■ MATERIAL PROVIDED ■
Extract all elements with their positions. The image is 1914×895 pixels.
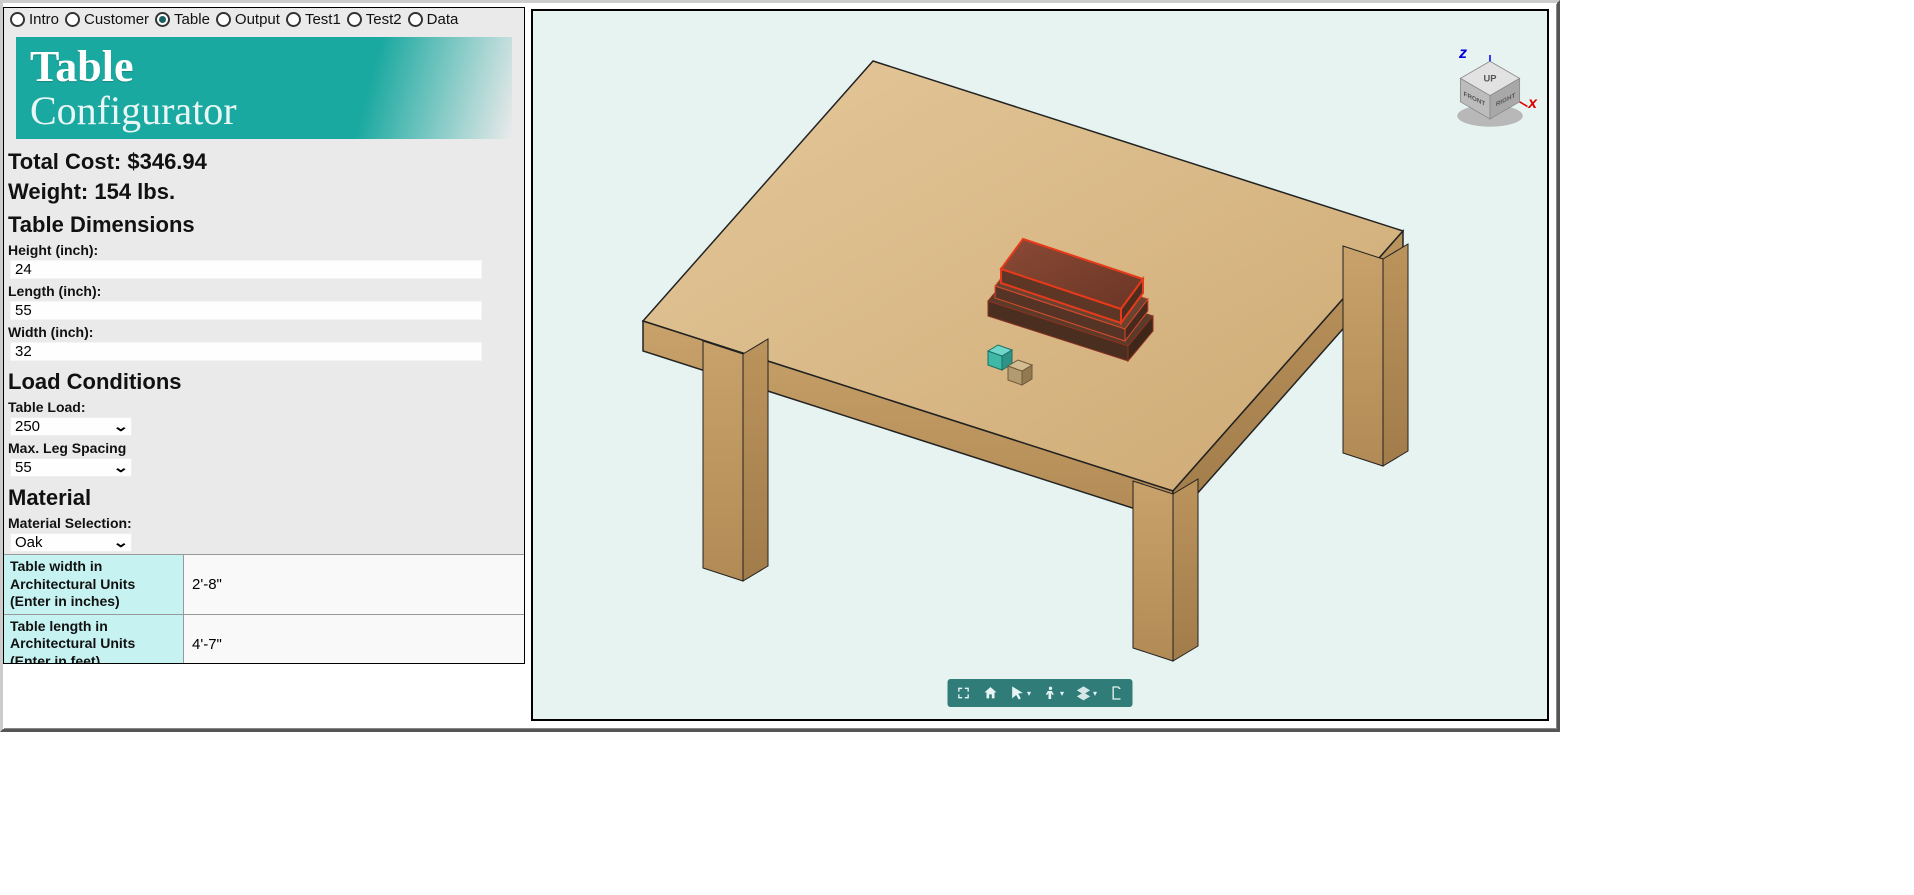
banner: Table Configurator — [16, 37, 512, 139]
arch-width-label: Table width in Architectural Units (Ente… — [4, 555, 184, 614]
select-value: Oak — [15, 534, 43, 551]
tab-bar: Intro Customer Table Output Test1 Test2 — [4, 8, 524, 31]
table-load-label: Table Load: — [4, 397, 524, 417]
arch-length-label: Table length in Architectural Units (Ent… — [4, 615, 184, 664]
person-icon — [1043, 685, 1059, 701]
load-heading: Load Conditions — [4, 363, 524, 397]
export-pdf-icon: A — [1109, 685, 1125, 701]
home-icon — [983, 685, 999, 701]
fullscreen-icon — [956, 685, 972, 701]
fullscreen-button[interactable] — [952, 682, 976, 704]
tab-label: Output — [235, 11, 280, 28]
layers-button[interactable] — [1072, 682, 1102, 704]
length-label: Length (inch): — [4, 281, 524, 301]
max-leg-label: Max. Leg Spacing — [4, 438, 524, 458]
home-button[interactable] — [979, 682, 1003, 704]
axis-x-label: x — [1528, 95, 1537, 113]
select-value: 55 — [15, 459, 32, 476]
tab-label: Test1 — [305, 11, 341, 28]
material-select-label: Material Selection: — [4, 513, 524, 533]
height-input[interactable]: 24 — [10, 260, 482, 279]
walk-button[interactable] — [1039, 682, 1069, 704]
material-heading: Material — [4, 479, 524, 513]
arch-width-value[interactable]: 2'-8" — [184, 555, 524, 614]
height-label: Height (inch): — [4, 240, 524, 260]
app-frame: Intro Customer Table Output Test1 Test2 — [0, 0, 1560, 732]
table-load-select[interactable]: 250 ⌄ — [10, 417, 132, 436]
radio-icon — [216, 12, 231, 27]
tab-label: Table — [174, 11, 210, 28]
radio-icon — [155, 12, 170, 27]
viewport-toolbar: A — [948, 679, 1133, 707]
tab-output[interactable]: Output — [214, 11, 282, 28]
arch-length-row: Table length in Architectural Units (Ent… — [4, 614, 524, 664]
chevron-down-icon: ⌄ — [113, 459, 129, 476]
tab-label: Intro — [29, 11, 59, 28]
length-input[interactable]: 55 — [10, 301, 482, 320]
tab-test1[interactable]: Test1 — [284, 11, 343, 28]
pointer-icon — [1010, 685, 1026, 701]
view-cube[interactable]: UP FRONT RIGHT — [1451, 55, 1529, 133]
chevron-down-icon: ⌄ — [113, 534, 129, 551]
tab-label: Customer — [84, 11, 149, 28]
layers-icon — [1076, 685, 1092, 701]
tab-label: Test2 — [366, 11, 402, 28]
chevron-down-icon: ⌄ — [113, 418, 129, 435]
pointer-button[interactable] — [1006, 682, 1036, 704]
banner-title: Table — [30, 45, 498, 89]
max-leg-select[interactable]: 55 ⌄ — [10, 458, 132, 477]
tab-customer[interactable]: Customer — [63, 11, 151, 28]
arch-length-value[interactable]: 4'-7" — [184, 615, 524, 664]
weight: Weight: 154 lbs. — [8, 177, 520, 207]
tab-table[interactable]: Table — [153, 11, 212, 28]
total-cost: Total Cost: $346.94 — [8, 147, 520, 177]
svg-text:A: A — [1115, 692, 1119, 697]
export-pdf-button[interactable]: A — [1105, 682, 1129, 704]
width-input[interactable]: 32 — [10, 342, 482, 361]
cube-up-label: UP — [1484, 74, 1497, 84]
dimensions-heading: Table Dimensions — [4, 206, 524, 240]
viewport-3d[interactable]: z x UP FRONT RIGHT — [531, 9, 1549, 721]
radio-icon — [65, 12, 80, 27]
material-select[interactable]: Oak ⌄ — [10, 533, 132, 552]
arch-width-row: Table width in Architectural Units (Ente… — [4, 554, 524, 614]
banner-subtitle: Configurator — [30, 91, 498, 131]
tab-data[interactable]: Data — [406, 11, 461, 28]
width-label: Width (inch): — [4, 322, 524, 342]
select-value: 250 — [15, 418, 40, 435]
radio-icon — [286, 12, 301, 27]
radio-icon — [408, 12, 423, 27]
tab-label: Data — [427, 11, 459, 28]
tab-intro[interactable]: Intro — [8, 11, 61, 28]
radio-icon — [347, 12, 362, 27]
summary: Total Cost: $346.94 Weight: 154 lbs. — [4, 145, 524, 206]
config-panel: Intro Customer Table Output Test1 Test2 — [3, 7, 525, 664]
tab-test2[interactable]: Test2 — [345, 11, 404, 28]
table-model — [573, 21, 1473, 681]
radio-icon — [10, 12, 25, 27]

==

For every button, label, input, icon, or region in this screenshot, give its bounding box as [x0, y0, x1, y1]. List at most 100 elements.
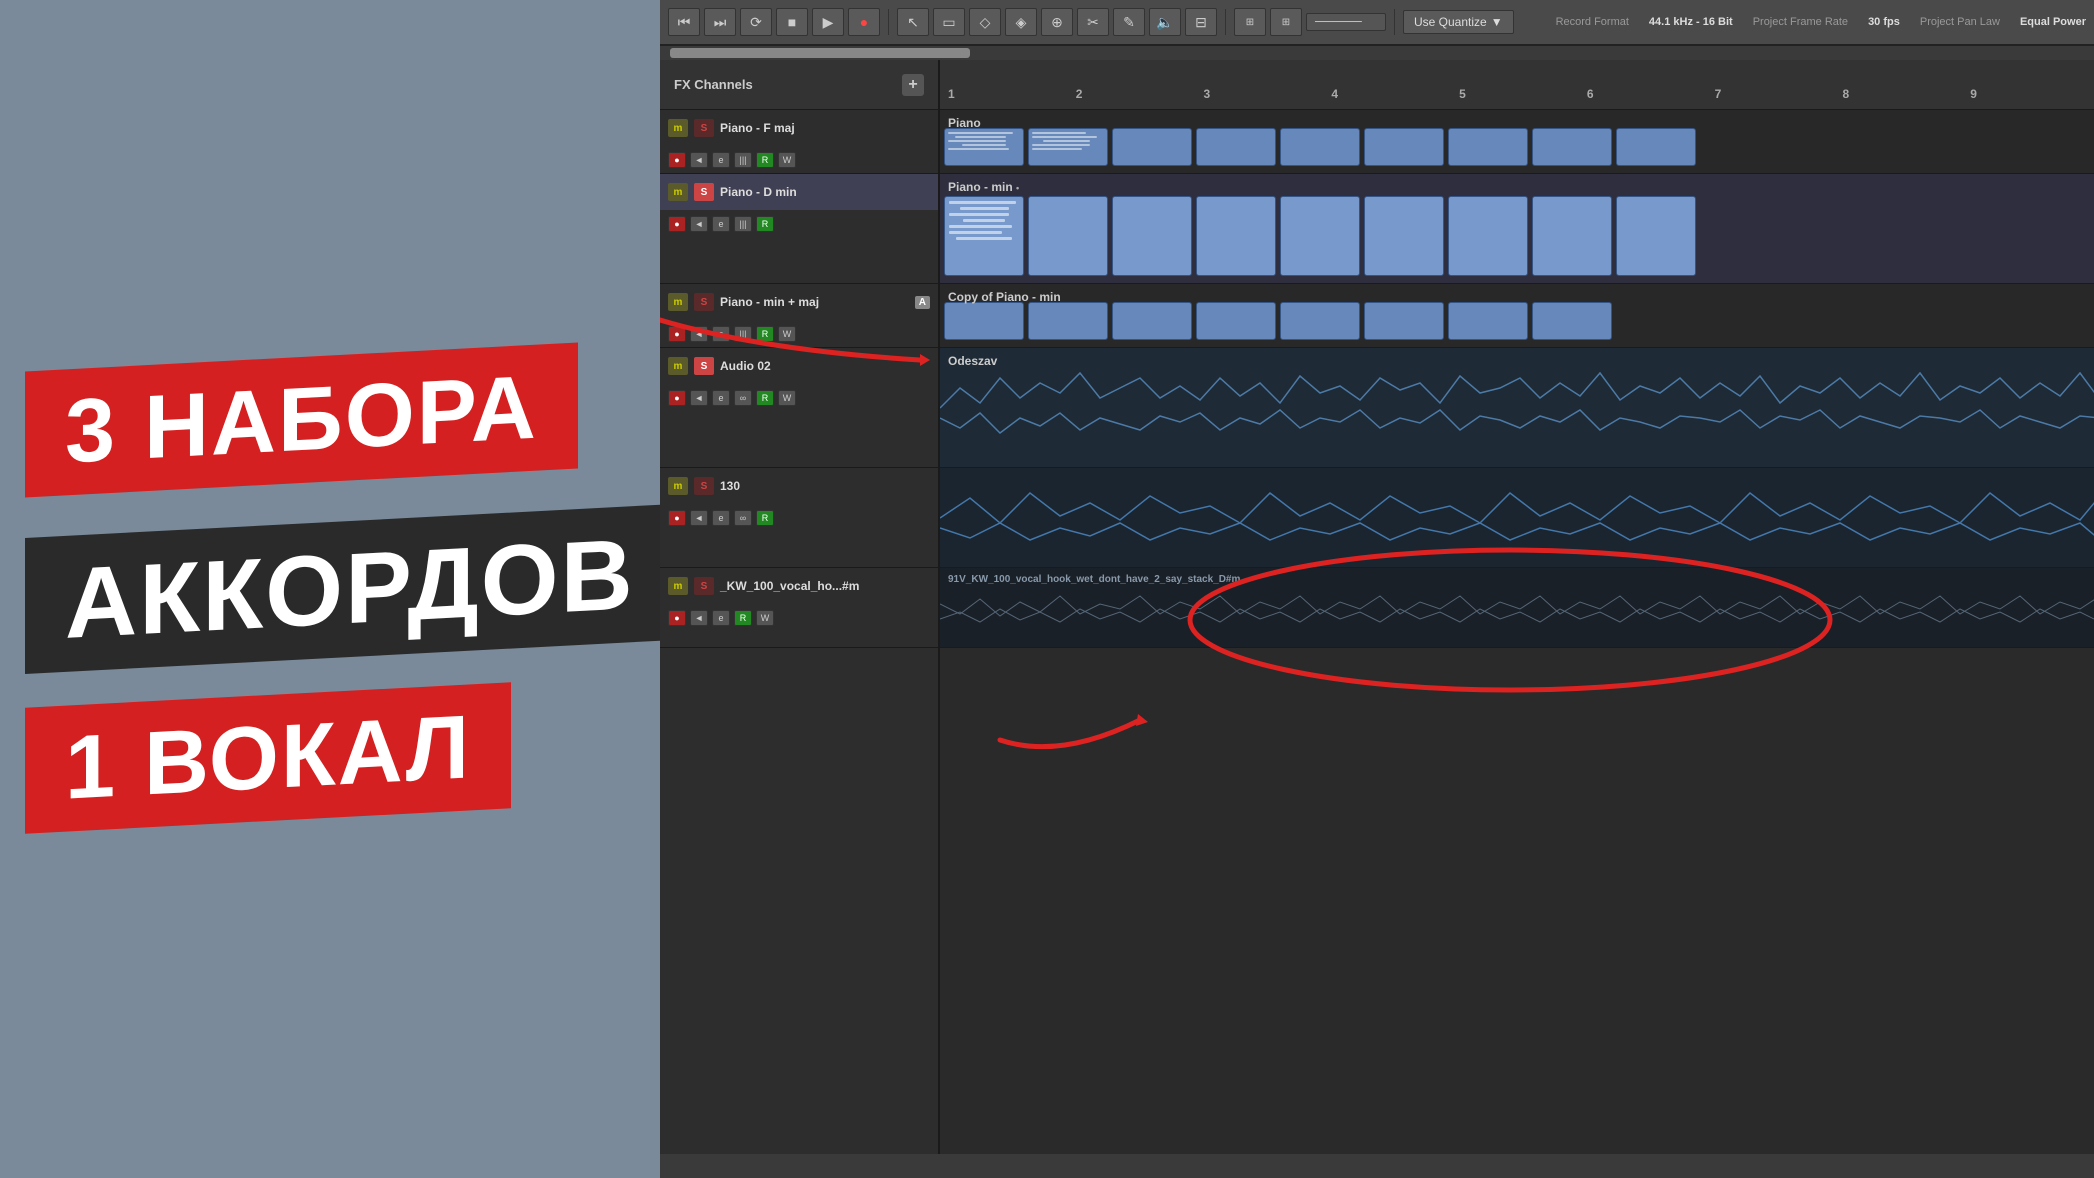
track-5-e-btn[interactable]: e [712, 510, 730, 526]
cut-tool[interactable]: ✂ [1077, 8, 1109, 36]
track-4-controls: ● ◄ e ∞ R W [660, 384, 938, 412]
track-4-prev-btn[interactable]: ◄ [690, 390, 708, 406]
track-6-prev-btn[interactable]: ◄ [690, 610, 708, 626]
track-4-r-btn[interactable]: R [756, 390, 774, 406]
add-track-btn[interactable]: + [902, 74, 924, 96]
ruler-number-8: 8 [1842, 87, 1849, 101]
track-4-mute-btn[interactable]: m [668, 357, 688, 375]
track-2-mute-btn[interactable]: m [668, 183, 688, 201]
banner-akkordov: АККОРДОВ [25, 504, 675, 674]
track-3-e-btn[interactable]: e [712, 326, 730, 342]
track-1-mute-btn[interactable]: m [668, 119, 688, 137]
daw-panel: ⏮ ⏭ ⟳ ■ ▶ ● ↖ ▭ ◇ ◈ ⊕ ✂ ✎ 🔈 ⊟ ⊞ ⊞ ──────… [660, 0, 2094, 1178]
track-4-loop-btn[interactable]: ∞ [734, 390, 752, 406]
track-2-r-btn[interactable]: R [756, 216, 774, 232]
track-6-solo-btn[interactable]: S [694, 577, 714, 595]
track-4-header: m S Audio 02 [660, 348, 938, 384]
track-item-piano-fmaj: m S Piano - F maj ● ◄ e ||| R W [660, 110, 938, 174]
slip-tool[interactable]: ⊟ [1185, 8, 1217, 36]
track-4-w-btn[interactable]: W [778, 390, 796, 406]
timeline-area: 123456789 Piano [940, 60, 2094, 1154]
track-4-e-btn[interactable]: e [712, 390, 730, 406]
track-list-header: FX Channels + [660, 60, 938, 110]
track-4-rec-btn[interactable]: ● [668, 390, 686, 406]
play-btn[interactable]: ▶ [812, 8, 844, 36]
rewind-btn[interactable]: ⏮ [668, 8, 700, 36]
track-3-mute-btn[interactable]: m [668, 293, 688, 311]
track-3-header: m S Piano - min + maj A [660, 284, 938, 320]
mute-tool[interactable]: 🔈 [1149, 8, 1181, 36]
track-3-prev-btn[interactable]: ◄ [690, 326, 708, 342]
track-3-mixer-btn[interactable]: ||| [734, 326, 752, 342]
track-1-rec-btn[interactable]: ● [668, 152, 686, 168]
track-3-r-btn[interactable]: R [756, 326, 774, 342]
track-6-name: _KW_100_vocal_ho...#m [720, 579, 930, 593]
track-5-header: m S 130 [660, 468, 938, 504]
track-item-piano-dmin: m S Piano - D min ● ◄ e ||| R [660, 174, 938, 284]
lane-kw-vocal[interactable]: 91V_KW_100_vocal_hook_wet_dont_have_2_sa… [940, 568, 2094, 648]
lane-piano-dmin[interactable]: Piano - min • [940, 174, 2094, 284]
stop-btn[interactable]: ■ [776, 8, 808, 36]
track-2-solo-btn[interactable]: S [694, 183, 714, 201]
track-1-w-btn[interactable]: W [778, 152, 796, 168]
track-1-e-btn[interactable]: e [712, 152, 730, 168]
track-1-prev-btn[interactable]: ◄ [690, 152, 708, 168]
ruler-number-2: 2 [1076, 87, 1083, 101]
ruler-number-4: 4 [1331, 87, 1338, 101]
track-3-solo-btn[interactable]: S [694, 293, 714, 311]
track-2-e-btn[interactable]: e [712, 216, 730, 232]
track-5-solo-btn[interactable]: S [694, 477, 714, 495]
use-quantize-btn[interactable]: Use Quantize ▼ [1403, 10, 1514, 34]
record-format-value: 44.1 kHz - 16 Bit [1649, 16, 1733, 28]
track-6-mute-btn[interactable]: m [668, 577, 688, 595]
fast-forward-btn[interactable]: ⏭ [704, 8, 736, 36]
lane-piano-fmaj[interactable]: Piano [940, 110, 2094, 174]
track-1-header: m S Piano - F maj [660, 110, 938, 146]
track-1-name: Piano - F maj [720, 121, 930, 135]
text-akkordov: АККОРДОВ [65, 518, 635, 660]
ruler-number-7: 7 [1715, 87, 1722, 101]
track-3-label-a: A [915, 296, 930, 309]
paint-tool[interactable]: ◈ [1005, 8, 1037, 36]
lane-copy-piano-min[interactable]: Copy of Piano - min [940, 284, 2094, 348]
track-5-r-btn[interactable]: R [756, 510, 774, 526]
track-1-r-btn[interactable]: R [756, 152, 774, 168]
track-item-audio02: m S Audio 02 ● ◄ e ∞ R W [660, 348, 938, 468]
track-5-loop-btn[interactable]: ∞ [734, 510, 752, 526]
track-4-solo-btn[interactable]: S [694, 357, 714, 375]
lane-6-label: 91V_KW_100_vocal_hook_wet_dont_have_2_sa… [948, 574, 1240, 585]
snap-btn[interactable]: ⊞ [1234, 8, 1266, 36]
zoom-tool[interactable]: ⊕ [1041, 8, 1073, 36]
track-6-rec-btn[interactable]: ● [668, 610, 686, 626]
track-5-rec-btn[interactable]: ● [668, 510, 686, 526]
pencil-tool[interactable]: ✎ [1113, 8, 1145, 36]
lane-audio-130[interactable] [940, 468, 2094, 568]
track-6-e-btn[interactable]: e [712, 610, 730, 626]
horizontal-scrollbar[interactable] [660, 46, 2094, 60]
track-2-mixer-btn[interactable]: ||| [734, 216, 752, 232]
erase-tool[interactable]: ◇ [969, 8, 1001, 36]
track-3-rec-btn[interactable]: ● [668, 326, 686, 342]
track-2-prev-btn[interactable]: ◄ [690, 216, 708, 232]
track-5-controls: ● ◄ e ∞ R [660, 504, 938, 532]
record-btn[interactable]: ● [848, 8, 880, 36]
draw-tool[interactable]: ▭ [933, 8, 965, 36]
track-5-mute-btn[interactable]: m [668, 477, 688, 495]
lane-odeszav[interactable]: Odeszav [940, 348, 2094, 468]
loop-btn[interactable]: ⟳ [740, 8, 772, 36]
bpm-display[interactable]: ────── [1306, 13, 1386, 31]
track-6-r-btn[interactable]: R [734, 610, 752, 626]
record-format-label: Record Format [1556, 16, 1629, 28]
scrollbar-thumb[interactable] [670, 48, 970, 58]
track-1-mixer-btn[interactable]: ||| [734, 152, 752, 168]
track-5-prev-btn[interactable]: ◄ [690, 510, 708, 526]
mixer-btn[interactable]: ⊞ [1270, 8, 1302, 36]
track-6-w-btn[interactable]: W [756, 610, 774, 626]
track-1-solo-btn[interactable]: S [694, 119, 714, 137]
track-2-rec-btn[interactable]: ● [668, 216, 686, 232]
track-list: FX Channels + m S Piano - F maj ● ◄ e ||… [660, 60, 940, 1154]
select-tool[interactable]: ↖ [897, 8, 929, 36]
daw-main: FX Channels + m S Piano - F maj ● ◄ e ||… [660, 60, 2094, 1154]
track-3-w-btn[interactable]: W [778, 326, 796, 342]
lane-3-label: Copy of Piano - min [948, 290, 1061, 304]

■ GOAL OF THE EXERCISE ■
In the listing, from the line with "banner: Table Configurator" up to and including the line with "radio-icon — [155, 12, 170, 27]", change "Max. Leg Spacing" to "Maximum Leg Spacing". Give those lines again with everything else unchanged.

■ REPLY TO THE TASK ■
banner: Table Configurator — [16, 37, 512, 139]
arch-width-label: Table width in Architectural Units (Ente… — [4, 555, 184, 614]
select-value: Oak — [15, 534, 43, 551]
tab-bar: Intro Customer Table Output Test1 Test2 — [4, 8, 524, 31]
table-load-label: Table Load: — [4, 397, 524, 417]
arch-length-label: Table length in Architectural Units (Ent… — [4, 615, 184, 664]
person-icon — [1043, 685, 1059, 701]
load-heading: Load Conditions — [4, 363, 524, 397]
export-pdf-icon: A — [1109, 685, 1125, 701]
home-icon — [983, 685, 999, 701]
fullscreen-icon — [956, 685, 972, 701]
fullscreen-button[interactable] — [952, 682, 976, 704]
tab-label: Output — [235, 11, 280, 28]
layers-button[interactable] — [1072, 682, 1102, 704]
length-label: Length (inch): — [4, 281, 524, 301]
max-leg-label: Maximum Leg Spacing — [4, 438, 524, 458]
home-button[interactable] — [979, 682, 1003, 704]
axis-x-label: x — [1528, 95, 1537, 113]
select-value: 55 — [15, 459, 32, 476]
tab-label: Test1 — [305, 11, 341, 28]
material-select-label: Material Selection: — [4, 513, 524, 533]
height-input[interactable]: 24 — [10, 260, 482, 279]
walk-button[interactable] — [1039, 682, 1069, 704]
material-heading: Material — [4, 479, 524, 513]
arch-width-value[interactable]: 2'-8" — [184, 555, 524, 614]
height-label: Height (inch): — [4, 240, 524, 260]
app-frame: Intro Customer Table Output Test1 Test2 — [0, 0, 1560, 732]
table-load-select[interactable]: 250 ⌄ — [10, 417, 132, 436]
radio-icon — [216, 12, 231, 27]
tab-label: Table — [174, 11, 210, 28]
radio-icon — [155, 12, 170, 27]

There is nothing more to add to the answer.